Do this: Starting at the line with "Read this page and output its text content.", transcribe each line through the final one, both included, and add nothing.
Begin
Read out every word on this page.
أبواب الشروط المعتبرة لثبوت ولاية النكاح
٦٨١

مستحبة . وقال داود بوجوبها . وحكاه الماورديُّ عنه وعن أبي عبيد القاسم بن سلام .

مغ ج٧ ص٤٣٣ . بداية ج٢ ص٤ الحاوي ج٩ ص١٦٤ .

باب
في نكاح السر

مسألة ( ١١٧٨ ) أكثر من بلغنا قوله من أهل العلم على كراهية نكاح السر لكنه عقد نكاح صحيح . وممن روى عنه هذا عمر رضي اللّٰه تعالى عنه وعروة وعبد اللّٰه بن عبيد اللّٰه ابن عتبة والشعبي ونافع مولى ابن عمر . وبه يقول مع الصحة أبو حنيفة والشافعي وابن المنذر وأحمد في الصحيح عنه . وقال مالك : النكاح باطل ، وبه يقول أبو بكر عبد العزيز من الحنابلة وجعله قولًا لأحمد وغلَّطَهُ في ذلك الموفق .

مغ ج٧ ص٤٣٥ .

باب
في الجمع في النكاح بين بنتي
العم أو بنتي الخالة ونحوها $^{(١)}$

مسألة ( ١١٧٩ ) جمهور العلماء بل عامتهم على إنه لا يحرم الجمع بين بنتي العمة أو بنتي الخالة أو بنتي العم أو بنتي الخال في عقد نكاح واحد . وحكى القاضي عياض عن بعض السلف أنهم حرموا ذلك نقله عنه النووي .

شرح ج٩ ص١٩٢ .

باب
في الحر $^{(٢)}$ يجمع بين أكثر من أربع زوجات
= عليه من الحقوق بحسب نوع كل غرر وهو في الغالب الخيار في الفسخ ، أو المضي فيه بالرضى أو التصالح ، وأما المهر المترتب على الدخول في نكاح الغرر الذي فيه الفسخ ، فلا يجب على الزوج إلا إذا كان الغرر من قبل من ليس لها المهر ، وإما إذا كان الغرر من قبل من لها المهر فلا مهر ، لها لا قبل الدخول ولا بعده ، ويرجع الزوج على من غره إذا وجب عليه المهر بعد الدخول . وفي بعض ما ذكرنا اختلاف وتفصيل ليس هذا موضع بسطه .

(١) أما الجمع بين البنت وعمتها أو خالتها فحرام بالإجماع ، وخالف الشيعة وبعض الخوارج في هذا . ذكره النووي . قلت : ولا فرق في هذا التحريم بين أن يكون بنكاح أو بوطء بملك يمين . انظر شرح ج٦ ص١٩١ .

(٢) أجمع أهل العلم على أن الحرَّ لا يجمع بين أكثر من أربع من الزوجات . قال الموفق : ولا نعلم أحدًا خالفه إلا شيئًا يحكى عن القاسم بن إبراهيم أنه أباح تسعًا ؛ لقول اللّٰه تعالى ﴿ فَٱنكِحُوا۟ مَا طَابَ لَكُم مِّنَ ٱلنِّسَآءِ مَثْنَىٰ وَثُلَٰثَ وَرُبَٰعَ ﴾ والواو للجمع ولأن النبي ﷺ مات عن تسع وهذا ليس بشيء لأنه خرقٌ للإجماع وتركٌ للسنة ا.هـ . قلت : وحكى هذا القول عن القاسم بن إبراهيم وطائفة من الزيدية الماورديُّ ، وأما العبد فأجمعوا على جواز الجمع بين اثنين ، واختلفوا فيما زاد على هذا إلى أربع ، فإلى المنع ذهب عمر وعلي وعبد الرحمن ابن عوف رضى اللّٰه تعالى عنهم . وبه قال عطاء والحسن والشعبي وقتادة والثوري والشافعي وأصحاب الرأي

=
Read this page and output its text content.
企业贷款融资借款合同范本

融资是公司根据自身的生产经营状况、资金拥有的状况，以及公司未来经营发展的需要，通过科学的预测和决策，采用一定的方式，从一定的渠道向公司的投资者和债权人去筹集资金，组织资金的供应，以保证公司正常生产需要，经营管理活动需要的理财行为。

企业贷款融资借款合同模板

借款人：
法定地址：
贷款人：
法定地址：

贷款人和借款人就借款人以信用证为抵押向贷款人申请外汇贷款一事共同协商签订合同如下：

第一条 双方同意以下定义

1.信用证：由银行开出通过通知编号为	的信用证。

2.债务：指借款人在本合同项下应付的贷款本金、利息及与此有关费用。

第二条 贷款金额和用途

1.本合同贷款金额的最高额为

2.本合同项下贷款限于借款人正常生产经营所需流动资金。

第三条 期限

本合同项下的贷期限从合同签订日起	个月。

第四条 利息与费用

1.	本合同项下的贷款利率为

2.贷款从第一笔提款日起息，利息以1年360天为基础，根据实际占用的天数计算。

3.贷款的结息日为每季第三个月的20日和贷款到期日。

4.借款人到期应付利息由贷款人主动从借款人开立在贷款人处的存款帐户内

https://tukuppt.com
End
Written reply:
Read this page and output its text content.
企业贷款融资借款合同范本

融资是公司根据自身的生产经营状况、资金拥有的状况，以及公司未来经营发展的需要，通过科学的预测和决策，采用一定的方式，从一定的渠道向公司的投资者和债权人去筹集资金，组织资金的供应，以保证公司正常生产需要，经营管理活动需要的理财行为。

企业贷款融资借款合同模板

借款人：
法定地址：
贷款人：
法定地址：

贷款人和借款人就借款人以信用证为抵押向贷款人申请外汇贷款一事共同协商签订合同如下：

第一条 双方同意以下定义

1.信用证：由银行开出通过通知编号为	的信用证。

2.债务：指借款人在本合同项下应付的贷款本金、利息及与此有关费用。

第二条 贷款金额和用途

1.本合同贷款金额的最高额为

2.本合同项下贷款限于借款人正常生产经营所需流动资金。

第三条 期限

本合同项下的贷期限从合同签订日起	个月。

第四条 利息与费用

1.	本合同项下的贷款利率为

2.贷款从第一笔提款日起息，利息以1年360天为基础，根据实际占用的天数计算。

3.贷款的结息日为每季第三个月的20日和贷款到期日。

4.借款人到期应付利息由贷款人主动从借款人开立在贷款人处的存款帐户内

https://tukuppt.com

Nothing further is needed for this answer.